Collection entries
>> begin

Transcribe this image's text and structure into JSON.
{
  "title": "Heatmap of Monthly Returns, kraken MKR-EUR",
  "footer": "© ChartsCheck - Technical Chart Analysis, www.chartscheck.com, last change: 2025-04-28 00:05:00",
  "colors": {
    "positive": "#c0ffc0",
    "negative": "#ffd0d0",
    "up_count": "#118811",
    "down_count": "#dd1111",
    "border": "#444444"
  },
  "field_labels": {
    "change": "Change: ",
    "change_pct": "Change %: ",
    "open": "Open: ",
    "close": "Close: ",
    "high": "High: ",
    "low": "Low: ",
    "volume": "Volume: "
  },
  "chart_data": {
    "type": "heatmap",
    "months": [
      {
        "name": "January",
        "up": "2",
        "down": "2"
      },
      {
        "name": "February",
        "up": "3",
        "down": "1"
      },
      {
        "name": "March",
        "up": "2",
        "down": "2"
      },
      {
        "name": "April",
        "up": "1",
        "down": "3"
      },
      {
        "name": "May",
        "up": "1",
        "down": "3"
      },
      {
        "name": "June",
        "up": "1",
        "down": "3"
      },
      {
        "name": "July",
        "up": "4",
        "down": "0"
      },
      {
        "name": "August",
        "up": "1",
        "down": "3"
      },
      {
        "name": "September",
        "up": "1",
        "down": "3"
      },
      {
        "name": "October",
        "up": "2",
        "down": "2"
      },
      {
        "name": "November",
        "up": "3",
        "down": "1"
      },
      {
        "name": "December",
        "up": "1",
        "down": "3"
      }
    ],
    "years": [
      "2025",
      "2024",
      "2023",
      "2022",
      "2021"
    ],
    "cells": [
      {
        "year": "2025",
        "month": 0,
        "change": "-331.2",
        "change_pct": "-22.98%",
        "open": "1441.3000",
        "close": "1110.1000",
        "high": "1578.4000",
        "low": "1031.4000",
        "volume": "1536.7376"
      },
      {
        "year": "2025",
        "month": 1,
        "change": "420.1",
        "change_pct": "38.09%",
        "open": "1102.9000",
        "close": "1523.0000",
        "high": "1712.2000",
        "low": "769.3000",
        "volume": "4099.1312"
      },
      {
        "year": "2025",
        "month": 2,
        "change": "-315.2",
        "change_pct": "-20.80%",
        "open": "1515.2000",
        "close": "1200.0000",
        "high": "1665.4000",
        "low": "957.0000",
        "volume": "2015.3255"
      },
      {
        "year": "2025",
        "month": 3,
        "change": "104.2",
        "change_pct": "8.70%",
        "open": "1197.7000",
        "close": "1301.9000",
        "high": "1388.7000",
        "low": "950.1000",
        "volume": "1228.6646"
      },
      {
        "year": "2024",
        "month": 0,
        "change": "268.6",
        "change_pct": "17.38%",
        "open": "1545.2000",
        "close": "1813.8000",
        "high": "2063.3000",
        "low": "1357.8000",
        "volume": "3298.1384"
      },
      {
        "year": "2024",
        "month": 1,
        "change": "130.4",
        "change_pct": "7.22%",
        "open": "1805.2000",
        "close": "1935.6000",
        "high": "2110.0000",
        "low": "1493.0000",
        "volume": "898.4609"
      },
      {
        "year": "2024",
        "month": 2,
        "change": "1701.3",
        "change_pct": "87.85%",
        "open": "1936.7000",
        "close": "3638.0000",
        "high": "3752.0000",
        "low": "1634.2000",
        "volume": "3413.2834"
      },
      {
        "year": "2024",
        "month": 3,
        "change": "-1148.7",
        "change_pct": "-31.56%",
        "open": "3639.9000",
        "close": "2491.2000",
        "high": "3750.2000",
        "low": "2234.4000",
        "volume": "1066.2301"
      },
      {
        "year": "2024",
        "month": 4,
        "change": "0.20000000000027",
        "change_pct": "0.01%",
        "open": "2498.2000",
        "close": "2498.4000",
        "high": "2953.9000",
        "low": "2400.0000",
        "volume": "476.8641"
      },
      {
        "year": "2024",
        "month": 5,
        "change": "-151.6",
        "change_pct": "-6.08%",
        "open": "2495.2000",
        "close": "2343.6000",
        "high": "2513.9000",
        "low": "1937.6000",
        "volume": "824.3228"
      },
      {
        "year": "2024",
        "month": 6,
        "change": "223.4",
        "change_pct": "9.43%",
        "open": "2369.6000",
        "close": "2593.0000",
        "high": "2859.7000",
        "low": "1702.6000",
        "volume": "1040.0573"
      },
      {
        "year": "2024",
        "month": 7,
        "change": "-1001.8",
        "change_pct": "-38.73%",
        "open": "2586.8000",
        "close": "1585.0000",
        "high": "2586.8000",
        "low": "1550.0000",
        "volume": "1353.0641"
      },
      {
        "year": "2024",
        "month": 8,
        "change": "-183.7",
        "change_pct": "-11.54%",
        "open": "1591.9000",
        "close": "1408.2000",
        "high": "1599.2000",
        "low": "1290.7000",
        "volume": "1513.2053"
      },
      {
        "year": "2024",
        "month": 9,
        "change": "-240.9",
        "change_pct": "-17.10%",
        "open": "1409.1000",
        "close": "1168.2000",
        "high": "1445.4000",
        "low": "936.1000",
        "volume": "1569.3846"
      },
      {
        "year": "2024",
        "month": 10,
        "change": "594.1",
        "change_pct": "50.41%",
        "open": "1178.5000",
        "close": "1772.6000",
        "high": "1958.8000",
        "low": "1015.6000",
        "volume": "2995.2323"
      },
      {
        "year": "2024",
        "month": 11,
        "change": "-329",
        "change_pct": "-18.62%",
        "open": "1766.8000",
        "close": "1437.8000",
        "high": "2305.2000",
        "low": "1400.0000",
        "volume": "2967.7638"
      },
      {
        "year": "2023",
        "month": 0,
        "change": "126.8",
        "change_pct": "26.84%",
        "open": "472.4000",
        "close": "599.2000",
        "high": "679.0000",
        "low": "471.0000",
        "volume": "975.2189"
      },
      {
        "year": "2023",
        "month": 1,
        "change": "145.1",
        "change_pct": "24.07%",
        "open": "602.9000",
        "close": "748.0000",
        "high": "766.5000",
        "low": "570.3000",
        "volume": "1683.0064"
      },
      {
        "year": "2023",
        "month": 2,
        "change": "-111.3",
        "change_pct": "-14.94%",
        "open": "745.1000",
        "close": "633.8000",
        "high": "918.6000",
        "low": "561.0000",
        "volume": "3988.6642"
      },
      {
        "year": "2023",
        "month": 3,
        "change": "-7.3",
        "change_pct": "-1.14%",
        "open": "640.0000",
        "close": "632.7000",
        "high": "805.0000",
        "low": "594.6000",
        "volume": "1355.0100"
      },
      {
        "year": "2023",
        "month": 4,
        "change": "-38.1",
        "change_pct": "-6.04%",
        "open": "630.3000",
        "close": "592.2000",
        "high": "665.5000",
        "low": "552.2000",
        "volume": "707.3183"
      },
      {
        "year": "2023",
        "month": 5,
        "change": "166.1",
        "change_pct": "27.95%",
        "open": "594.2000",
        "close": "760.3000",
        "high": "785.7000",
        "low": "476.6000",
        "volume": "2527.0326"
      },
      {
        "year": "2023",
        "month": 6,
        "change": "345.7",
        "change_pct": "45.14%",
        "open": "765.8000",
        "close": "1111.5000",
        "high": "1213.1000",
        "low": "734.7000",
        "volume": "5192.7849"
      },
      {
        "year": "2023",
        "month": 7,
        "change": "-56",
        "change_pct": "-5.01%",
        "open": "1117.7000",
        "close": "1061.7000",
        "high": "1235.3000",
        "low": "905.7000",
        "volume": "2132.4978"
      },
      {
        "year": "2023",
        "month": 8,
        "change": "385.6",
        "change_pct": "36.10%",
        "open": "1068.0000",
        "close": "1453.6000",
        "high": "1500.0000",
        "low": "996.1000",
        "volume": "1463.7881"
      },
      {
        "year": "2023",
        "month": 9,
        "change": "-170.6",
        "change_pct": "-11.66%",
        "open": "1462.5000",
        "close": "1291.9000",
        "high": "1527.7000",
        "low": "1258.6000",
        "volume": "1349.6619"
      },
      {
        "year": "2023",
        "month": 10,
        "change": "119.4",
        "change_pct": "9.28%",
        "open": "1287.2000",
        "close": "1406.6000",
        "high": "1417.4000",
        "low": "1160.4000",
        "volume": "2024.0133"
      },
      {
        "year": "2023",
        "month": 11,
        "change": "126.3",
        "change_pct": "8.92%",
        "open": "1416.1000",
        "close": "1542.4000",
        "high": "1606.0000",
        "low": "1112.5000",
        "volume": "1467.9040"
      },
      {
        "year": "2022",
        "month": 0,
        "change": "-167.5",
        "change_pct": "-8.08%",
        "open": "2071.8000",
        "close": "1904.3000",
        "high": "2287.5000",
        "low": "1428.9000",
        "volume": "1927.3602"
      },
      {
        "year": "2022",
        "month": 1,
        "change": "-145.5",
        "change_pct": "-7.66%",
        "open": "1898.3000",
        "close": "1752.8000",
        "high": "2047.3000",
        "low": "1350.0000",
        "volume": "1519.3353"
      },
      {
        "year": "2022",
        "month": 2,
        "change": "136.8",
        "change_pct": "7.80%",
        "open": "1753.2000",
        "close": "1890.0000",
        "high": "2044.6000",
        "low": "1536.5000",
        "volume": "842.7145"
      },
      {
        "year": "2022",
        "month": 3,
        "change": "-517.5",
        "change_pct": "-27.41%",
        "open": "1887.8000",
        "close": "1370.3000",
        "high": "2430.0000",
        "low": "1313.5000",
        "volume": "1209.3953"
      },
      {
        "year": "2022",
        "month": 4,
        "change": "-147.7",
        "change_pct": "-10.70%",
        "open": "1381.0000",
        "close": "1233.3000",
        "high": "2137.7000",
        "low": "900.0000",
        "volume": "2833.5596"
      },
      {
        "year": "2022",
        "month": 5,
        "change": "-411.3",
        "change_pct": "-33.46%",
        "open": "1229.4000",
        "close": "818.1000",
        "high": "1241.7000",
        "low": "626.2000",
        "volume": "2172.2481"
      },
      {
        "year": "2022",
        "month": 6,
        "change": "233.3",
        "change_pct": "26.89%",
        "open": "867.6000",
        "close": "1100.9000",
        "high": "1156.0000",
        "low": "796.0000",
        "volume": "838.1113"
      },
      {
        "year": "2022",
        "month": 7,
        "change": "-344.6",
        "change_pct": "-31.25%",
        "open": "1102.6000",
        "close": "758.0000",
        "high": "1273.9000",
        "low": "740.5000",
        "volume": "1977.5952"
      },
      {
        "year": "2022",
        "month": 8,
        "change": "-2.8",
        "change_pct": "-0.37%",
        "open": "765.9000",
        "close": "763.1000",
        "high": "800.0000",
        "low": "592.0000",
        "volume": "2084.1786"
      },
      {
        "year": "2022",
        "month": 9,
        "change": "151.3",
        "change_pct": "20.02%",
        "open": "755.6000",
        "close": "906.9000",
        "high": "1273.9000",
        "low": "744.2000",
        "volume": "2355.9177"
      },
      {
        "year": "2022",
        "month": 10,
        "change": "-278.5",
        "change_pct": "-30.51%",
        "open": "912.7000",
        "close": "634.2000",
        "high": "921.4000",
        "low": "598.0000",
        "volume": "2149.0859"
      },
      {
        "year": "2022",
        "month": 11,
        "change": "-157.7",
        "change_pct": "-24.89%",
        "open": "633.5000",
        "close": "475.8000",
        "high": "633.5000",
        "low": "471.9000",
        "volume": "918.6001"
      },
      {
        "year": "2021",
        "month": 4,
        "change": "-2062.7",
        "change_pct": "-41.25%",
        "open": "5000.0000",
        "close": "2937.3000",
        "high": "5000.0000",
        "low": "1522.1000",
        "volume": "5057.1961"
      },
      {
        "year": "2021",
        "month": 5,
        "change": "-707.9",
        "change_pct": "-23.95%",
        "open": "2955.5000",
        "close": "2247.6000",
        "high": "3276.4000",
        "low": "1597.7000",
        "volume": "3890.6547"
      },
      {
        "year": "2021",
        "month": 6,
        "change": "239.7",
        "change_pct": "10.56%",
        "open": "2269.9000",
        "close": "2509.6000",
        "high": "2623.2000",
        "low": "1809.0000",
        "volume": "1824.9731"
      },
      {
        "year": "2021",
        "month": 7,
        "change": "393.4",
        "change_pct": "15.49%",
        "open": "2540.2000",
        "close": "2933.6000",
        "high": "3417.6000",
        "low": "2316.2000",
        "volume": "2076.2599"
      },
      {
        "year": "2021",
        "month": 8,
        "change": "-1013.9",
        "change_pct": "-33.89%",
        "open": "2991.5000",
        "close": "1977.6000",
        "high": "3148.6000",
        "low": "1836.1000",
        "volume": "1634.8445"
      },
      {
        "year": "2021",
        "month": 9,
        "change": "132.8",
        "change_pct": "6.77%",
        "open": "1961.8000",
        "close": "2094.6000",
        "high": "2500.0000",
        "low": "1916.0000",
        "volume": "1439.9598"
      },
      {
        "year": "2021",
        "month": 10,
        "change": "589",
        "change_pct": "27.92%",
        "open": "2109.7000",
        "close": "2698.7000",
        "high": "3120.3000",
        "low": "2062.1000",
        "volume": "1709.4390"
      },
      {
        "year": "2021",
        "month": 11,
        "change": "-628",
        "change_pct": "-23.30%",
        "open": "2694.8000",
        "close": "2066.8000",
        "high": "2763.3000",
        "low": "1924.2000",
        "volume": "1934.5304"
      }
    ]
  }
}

>> end

Task prompt: Search the data for the string "name". List each line that has it.

Worked answer:
        "name": "January",
        "name": "February",
        "name": "March",
        "name": "April",
        "name": "May",
        "name": "June",
        "name": "July",
        "name": "August",
        "name": "September",
        "name": "October",
        "name": "November",
        "name": "December",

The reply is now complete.